- _Saved entries_
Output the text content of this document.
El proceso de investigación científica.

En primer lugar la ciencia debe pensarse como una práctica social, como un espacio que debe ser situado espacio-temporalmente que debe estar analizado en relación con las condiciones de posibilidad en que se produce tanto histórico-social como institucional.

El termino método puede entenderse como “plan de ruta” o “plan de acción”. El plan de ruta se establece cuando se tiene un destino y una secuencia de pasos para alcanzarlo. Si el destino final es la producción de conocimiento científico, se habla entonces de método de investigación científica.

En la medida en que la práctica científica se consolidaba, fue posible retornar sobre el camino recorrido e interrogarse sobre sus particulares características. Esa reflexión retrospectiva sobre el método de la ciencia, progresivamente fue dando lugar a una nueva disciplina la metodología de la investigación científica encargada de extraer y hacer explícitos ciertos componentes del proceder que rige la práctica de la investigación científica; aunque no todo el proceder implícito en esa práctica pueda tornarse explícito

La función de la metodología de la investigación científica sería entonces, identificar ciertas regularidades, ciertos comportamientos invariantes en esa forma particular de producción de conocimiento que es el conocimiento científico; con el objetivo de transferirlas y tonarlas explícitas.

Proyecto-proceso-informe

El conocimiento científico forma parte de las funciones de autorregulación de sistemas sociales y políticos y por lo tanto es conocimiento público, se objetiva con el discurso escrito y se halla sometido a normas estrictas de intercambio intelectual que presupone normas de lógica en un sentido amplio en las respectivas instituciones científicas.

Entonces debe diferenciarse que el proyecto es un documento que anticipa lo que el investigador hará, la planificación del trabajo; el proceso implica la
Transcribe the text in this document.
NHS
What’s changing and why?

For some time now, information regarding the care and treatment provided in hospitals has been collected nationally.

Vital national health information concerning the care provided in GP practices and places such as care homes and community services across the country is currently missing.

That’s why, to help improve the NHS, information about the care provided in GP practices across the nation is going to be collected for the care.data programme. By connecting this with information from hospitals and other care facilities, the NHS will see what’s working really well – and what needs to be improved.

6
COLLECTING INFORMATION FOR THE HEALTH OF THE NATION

- _Written instruction_
Among the lines above, how many contain the string "proceso"? State the number alone.

- _The answer_
3